Source records
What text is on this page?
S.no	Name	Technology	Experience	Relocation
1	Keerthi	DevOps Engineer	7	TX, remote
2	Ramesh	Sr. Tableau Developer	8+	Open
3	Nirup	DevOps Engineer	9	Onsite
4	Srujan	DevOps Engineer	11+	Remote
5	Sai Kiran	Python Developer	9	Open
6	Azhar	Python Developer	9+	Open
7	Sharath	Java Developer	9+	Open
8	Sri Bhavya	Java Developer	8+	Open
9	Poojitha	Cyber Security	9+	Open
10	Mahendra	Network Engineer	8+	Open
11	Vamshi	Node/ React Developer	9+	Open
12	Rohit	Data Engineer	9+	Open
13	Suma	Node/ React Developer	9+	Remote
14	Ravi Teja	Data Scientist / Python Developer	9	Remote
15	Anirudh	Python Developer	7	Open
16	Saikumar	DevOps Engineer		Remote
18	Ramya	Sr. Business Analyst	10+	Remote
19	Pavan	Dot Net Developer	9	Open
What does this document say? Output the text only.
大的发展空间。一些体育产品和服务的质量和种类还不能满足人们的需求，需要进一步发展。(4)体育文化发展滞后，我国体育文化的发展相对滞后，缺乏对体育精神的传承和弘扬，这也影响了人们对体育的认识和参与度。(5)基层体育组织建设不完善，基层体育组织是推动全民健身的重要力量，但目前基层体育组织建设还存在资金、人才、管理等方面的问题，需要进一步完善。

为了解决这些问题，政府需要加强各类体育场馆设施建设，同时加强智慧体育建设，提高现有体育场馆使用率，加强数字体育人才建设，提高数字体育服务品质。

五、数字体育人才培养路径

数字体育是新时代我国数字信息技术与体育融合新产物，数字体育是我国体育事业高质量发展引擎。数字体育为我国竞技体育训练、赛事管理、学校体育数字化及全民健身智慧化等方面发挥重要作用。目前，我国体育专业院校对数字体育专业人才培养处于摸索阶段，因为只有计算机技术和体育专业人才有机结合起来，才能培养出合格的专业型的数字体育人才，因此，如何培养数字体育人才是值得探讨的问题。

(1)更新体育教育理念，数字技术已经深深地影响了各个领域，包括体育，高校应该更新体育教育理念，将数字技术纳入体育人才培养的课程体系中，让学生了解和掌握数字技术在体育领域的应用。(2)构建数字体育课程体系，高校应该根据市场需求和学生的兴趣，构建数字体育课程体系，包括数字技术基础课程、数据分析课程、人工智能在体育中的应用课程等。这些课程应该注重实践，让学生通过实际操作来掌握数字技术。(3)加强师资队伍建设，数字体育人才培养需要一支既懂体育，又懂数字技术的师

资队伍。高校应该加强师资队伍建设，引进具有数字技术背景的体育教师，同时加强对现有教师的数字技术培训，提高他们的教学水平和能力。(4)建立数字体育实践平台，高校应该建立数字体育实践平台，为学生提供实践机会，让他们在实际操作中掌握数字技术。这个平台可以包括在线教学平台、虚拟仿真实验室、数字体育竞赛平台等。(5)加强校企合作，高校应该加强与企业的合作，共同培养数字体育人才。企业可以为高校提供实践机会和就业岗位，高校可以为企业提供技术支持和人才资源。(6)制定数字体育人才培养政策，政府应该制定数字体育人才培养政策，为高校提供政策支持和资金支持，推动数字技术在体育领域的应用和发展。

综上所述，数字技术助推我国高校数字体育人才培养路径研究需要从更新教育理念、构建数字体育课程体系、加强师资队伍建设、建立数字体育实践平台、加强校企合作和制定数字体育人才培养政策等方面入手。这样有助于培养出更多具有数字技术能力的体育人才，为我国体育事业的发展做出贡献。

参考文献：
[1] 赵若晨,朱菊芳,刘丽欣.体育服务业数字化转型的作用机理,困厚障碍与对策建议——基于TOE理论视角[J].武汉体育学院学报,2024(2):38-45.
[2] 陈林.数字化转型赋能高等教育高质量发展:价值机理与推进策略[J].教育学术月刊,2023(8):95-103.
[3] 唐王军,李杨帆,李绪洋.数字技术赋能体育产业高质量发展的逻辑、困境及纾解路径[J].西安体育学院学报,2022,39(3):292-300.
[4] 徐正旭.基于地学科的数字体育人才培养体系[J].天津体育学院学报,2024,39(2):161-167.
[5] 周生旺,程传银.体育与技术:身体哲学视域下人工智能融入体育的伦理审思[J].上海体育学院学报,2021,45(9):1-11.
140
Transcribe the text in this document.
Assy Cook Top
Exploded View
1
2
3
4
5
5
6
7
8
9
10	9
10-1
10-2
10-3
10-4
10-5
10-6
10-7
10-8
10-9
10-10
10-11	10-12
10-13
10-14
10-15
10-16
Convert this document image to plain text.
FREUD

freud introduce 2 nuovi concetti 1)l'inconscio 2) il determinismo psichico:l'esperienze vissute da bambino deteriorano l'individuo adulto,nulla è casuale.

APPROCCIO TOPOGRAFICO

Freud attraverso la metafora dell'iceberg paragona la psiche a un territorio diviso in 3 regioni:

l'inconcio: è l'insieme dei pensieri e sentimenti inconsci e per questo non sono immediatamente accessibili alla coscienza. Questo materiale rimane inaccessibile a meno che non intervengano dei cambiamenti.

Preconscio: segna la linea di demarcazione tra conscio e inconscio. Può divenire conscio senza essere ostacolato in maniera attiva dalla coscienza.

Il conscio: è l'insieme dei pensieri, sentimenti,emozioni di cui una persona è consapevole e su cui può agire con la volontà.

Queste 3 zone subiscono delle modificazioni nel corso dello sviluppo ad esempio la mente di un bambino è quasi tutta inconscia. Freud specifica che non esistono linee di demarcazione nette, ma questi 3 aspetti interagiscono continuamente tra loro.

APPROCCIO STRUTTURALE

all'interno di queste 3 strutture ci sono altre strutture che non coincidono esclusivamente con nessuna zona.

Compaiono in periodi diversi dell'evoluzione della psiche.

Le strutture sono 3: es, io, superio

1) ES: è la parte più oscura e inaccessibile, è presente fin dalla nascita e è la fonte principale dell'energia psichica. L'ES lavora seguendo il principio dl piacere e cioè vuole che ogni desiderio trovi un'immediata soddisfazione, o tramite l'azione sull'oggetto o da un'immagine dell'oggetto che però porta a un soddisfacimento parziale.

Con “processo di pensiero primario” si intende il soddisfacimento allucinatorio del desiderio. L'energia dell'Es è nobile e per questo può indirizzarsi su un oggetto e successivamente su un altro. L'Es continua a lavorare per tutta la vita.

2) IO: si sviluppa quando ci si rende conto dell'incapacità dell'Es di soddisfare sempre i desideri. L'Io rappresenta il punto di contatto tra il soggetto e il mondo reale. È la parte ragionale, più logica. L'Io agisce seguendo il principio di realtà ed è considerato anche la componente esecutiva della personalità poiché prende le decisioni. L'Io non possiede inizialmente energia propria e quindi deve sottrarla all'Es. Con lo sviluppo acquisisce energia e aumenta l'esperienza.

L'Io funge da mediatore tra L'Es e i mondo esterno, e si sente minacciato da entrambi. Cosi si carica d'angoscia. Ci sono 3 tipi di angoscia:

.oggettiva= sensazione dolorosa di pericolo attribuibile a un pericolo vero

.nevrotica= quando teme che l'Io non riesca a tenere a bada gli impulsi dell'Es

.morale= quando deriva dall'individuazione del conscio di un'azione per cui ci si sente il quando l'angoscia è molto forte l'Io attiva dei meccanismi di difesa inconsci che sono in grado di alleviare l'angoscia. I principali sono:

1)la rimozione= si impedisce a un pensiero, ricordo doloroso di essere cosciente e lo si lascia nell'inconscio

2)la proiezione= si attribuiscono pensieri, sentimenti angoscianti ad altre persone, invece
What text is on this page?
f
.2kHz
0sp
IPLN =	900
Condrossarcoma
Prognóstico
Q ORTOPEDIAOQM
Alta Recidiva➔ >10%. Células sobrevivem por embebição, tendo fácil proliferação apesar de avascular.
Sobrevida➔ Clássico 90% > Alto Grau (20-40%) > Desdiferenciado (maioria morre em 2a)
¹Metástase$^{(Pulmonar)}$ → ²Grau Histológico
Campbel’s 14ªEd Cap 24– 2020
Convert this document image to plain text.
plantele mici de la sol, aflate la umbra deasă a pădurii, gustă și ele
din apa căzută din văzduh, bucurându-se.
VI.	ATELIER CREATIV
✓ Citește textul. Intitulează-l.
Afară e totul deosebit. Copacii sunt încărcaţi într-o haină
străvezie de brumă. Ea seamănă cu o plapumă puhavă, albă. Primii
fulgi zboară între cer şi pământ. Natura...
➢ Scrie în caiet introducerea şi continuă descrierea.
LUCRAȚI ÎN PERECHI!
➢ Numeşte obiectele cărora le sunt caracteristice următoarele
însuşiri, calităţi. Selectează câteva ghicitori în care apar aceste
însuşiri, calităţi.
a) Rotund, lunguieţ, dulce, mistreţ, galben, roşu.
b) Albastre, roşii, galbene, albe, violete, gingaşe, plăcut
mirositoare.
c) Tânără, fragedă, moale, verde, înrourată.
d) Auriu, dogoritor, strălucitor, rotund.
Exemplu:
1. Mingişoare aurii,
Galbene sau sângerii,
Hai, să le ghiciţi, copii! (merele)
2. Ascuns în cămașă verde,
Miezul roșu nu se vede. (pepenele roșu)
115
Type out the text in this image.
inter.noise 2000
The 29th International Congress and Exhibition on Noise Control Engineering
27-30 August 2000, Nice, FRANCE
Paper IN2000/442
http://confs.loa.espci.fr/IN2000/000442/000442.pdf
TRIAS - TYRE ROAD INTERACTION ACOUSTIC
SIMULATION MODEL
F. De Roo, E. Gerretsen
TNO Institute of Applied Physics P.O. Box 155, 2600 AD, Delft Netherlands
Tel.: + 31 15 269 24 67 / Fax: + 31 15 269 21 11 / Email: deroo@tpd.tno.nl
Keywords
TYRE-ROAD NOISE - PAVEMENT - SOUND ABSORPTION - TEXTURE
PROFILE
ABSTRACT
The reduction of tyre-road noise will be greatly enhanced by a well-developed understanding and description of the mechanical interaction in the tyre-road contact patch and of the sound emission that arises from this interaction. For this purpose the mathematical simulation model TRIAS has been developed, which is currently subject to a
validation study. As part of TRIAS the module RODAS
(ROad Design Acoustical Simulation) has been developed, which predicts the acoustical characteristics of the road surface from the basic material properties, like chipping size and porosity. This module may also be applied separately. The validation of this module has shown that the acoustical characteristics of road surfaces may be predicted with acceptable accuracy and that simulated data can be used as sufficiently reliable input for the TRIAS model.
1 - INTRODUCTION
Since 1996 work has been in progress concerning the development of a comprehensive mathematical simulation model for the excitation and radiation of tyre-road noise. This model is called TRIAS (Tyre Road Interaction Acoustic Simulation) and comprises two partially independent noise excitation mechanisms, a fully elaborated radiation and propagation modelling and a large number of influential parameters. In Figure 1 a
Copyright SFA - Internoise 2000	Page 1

Work required: Return the lines of the records that include the string "Open".

Solution below:
2	Ramesh	Sr. Tableau Developer	8+	Open
5	Sai Kiran	Python Developer	9	Open
6	Azhar	Python Developer	9+	Open
7	Sharath	Java Developer	9+	Open
8	Sri Bhavya	Java Developer	8+	Open
9	Poojitha	Cyber Security	9+	Open
10	Mahendra	Network Engineer	8+	Open
11	Vamshi	Node/ React Developer	9+	Open
12	Rohit	Data Engineer	9+	Open
15	Anirudh	Python Developer	7	Open
19	Pavan	Dot Net Developer	9	Open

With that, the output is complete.